▸ DATASET RECORDS:
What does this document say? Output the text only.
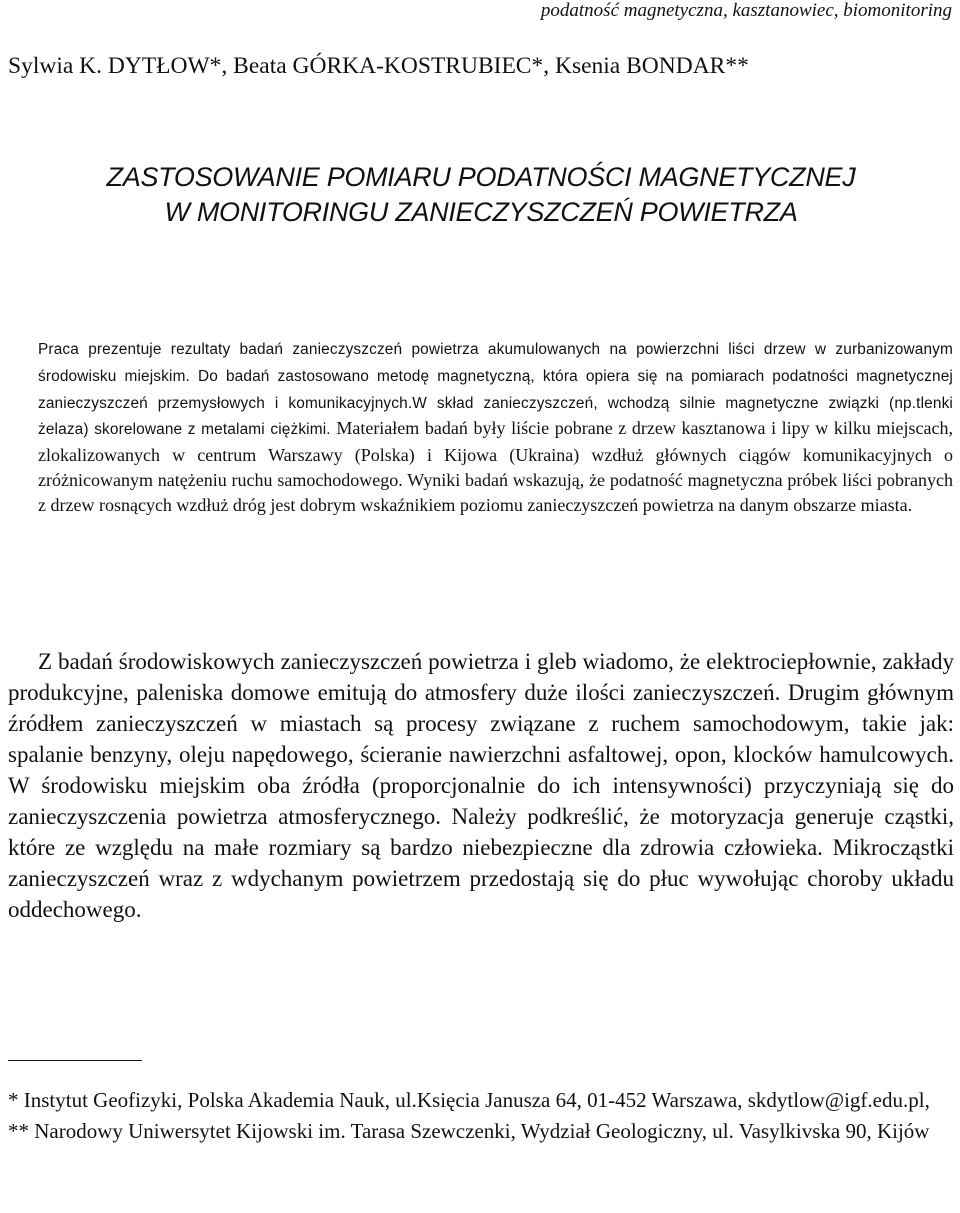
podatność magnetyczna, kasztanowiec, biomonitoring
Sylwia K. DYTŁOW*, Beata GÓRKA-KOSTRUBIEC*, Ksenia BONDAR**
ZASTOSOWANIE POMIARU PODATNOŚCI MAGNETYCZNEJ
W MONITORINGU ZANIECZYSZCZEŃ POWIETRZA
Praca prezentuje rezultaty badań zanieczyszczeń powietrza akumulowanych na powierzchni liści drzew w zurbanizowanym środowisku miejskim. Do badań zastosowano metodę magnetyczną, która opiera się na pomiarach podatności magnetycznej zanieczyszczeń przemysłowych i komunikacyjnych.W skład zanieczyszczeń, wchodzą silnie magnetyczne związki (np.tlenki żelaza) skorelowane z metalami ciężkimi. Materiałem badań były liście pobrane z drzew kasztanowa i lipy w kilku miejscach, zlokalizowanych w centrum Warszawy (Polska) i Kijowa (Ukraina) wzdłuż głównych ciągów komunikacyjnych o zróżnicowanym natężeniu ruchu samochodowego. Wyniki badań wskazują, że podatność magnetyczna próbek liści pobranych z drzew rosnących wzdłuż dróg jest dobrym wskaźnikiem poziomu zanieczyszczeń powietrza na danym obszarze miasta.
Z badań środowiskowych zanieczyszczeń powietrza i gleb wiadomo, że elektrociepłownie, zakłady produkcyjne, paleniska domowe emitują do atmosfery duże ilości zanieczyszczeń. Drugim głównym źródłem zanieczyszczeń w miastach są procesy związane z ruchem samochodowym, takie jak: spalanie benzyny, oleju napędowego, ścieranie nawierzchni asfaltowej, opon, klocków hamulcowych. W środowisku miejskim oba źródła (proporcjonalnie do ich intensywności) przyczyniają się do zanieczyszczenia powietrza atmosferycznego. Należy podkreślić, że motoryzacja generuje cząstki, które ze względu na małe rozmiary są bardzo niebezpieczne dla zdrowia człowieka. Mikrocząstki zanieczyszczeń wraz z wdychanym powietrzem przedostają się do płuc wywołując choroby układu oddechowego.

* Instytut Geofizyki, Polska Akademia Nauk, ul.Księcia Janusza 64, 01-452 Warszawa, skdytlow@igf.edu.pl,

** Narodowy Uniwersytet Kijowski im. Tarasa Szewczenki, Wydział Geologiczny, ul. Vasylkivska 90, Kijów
==
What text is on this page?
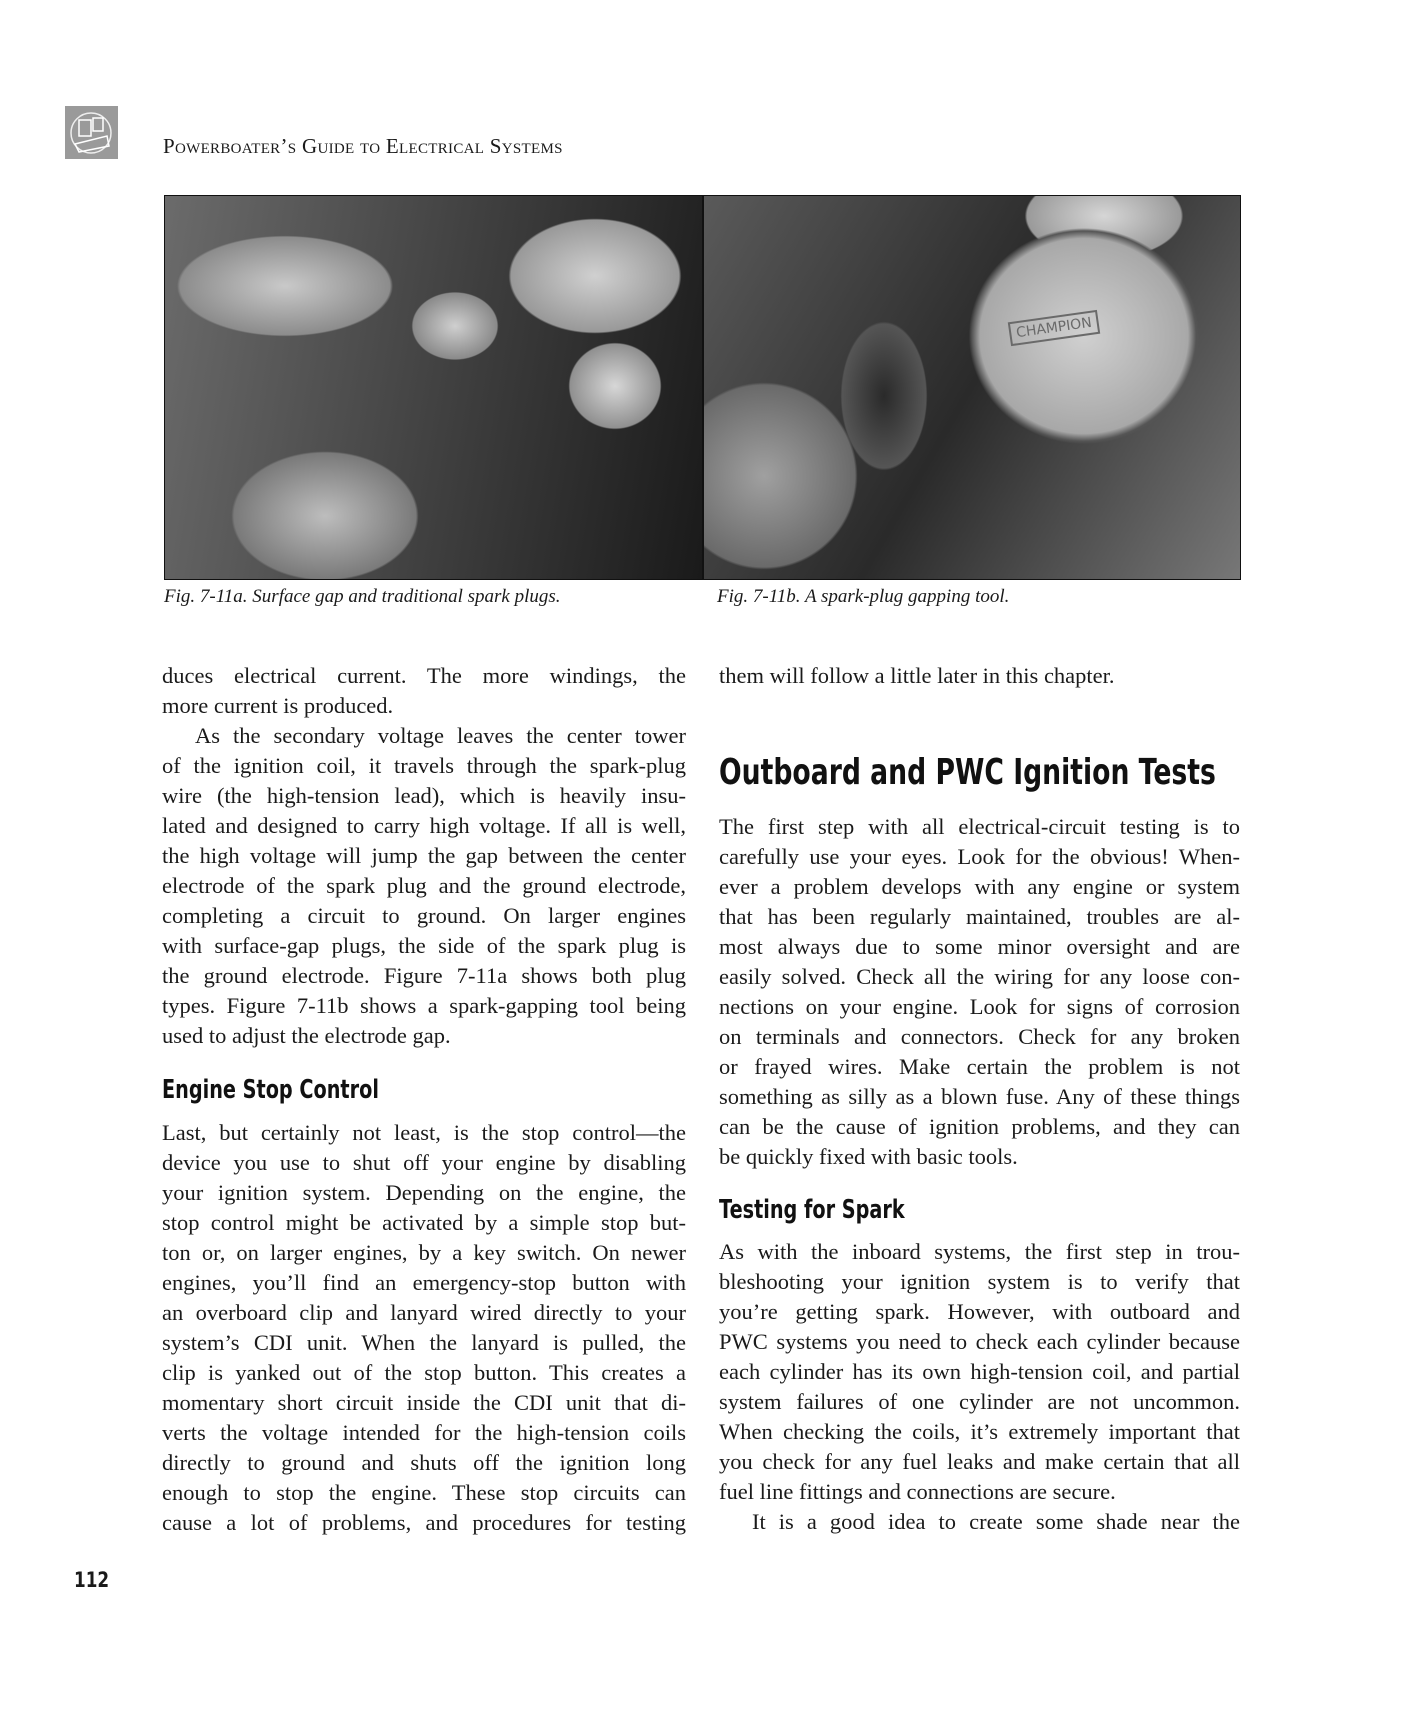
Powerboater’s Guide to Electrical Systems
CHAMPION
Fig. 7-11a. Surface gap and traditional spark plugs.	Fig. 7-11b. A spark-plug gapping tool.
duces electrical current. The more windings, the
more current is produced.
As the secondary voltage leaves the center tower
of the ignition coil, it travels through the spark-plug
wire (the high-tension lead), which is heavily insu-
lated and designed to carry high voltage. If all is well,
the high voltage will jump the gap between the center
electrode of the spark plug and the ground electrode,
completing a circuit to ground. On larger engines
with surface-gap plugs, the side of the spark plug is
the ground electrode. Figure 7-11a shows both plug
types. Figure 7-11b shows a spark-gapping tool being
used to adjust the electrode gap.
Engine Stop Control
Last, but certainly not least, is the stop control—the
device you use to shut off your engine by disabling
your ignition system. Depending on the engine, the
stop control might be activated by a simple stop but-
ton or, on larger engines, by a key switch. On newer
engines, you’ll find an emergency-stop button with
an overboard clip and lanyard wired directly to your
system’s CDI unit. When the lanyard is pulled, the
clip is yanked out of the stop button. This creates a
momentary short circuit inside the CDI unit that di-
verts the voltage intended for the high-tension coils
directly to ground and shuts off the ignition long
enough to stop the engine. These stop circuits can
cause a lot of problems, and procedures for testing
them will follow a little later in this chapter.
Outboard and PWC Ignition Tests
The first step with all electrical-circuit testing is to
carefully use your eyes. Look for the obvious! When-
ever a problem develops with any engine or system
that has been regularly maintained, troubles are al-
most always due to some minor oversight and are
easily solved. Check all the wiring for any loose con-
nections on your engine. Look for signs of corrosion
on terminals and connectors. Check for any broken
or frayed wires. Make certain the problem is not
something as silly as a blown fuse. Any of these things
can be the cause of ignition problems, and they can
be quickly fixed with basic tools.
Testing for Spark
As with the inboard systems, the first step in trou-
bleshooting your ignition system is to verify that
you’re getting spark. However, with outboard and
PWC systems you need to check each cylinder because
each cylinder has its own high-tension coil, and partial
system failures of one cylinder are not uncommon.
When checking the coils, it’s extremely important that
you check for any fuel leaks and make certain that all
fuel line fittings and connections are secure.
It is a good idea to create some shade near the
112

▸ WHAT TO PRODUCE:
Return only those lines of the records that contain the string "more".

▸ COMPLETE RESPONSE:
duces electrical current. The more windings, the
more current is produced.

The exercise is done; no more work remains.